- Task instructions
Go through the entries below and copy each line containing the word "JSON".
* begin Record extracts *
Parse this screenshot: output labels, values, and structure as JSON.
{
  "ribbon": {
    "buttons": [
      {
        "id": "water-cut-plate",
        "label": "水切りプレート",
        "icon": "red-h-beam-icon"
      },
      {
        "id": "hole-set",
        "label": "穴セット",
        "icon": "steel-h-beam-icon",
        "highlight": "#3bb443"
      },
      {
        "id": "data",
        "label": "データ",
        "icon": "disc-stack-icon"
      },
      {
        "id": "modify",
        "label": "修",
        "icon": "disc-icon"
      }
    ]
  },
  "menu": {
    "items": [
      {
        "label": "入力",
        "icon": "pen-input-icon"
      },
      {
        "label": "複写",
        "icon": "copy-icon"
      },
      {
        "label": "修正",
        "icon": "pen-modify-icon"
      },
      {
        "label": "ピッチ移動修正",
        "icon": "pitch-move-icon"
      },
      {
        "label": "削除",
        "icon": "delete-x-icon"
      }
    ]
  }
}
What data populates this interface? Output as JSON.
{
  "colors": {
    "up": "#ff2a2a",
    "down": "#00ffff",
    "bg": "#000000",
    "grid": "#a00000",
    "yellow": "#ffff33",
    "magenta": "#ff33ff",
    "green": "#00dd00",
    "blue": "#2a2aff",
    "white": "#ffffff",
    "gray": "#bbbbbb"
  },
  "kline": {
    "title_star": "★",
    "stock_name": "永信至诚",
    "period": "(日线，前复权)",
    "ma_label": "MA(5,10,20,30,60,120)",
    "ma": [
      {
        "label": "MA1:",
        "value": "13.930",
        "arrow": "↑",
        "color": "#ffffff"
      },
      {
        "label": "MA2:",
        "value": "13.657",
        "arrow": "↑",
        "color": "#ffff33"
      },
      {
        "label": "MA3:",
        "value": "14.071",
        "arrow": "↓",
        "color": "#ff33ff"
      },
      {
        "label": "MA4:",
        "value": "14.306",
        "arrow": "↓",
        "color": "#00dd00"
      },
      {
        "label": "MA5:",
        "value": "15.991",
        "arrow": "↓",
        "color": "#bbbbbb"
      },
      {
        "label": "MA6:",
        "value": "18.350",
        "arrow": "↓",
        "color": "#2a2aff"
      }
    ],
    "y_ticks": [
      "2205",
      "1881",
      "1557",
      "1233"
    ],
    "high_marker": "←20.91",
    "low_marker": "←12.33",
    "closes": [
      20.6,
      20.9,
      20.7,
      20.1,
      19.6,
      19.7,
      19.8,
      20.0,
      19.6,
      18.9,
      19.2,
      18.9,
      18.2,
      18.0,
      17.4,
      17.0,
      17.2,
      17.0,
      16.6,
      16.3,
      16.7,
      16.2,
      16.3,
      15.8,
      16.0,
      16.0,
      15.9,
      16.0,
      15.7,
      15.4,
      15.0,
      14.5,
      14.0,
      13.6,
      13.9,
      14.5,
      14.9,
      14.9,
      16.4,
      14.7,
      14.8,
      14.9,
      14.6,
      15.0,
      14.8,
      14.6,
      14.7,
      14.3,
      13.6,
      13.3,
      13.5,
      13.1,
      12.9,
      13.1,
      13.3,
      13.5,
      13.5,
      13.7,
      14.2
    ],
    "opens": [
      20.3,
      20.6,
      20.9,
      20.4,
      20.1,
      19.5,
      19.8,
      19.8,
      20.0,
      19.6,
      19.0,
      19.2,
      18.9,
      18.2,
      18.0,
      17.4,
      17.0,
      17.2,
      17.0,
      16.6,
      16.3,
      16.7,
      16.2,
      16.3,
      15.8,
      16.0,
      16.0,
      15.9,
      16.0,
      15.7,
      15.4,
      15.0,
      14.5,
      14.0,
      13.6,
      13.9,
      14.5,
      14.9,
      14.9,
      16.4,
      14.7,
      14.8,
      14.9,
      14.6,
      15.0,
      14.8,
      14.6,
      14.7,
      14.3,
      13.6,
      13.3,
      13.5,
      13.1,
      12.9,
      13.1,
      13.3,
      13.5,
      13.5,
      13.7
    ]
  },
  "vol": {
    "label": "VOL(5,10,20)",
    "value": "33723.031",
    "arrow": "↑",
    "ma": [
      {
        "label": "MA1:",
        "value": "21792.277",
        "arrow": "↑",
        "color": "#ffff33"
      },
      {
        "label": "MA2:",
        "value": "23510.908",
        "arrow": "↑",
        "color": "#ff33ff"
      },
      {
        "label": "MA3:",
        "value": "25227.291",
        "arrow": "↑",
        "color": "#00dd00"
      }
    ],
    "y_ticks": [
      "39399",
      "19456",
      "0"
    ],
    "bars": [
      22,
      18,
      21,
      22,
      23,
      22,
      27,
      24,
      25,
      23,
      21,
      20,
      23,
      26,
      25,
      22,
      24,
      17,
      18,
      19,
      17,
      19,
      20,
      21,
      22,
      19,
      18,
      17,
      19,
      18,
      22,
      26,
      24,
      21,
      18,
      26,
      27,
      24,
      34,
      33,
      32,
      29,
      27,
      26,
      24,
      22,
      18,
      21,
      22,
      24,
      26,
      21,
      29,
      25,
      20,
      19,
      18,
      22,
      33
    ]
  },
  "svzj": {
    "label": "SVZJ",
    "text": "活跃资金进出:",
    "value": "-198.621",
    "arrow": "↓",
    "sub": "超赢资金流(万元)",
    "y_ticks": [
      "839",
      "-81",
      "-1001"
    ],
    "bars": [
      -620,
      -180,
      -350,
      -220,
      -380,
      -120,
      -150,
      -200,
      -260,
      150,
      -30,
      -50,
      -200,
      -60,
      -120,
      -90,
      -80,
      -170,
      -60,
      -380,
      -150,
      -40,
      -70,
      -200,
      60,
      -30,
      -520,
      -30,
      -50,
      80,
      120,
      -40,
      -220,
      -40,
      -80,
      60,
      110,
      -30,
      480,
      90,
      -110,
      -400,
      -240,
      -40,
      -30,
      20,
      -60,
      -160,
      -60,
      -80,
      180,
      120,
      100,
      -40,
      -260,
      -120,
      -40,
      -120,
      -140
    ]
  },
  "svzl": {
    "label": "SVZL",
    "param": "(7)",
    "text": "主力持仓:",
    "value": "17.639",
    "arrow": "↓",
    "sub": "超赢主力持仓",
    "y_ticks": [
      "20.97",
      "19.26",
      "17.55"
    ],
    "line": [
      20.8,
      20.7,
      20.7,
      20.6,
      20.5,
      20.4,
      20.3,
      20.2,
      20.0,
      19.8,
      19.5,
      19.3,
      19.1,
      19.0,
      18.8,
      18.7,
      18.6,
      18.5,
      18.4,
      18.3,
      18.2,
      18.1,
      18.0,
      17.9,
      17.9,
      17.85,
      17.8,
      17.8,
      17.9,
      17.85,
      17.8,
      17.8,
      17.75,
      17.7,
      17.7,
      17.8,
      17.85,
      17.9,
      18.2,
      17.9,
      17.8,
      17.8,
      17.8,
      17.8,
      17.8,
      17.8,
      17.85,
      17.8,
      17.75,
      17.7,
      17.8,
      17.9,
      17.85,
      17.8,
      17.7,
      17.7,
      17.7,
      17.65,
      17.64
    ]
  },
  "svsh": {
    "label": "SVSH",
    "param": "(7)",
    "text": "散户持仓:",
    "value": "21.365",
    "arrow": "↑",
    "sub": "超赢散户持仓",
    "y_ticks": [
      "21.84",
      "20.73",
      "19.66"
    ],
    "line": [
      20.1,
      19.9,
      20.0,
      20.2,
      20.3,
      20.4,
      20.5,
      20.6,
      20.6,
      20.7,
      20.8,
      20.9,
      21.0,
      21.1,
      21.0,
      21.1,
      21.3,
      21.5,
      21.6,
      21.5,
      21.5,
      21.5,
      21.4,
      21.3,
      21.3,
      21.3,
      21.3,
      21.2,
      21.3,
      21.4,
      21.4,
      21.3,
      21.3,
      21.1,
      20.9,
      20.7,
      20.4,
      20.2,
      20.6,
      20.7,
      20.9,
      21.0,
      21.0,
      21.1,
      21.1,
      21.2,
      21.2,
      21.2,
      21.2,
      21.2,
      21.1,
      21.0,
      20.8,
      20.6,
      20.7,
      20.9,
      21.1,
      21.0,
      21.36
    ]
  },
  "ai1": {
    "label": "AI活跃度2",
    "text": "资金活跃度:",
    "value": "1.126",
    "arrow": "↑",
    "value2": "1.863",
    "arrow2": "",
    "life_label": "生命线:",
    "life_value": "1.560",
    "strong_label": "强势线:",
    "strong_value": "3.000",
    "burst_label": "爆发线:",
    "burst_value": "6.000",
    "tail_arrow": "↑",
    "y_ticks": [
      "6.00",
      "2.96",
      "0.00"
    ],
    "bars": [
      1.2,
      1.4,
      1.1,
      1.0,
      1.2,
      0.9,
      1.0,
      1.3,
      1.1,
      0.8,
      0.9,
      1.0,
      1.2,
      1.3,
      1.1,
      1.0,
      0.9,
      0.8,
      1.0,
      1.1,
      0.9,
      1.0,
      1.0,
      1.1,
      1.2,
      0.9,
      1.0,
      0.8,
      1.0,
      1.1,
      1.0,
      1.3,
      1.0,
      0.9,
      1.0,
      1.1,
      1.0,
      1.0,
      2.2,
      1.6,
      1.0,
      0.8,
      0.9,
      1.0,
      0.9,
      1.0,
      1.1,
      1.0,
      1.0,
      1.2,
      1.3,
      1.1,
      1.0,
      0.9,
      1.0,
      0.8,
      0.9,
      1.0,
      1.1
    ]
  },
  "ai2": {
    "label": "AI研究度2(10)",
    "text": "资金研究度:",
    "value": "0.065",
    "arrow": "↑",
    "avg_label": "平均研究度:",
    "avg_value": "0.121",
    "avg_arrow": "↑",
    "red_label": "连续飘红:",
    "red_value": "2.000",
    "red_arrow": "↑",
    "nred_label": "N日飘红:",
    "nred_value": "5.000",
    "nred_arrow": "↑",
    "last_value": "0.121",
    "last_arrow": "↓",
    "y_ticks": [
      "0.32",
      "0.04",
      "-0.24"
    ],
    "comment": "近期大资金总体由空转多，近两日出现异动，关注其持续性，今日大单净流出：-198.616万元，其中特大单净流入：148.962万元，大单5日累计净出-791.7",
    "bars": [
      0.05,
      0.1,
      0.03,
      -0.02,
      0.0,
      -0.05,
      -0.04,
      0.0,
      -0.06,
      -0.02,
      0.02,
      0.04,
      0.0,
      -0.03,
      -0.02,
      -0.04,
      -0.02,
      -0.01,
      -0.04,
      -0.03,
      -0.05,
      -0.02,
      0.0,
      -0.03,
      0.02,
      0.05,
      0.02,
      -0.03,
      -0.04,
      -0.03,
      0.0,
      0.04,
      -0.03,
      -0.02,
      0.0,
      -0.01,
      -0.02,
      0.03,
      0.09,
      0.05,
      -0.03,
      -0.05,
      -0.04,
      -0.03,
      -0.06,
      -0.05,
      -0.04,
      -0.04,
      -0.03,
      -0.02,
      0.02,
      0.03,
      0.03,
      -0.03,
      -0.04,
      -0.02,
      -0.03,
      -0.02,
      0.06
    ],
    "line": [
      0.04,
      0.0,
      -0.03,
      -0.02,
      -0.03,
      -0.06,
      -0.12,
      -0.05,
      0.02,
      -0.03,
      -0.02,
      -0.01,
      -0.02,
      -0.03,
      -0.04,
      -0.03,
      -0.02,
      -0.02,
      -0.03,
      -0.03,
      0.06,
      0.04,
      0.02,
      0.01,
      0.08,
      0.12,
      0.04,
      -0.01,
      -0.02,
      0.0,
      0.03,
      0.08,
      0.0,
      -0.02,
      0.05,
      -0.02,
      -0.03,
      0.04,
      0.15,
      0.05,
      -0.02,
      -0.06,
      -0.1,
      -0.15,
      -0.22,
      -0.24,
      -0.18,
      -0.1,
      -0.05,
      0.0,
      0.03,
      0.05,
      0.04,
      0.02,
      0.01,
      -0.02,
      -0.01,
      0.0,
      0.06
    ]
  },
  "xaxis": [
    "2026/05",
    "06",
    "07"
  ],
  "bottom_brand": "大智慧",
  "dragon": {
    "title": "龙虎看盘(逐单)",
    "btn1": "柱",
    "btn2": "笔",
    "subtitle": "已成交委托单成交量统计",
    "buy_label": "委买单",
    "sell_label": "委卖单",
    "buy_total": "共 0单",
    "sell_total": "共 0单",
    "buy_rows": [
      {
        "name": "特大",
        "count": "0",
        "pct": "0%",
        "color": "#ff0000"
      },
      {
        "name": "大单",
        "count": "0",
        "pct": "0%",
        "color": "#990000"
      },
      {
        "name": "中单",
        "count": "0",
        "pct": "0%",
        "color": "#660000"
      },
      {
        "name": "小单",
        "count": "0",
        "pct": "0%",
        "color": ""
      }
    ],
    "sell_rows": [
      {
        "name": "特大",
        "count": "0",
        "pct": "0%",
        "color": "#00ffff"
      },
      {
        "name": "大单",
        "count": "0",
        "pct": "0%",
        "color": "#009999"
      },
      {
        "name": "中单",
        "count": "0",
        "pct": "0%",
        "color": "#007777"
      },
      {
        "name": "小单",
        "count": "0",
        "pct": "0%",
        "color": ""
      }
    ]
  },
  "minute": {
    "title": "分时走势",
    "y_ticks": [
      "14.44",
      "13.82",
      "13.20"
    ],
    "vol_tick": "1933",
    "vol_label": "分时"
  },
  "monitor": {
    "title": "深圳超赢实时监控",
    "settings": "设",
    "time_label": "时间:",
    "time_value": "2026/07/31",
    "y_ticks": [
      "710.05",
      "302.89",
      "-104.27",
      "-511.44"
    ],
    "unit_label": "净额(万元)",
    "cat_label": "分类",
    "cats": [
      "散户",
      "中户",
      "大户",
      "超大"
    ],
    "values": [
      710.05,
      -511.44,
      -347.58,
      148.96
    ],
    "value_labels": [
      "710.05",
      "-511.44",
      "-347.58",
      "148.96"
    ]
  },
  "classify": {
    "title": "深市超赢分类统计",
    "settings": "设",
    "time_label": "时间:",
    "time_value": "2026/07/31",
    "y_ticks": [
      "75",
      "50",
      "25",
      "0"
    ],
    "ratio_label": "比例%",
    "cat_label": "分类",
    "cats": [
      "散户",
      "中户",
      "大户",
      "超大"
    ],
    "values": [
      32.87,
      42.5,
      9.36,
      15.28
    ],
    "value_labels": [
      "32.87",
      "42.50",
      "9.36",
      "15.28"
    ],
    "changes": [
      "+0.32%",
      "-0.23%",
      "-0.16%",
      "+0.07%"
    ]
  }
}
* end Record extracts *
- Answer to this problem
Parse this screenshot: output labels, values, and structure as JSON.
What data populates this interface? Output as JSON.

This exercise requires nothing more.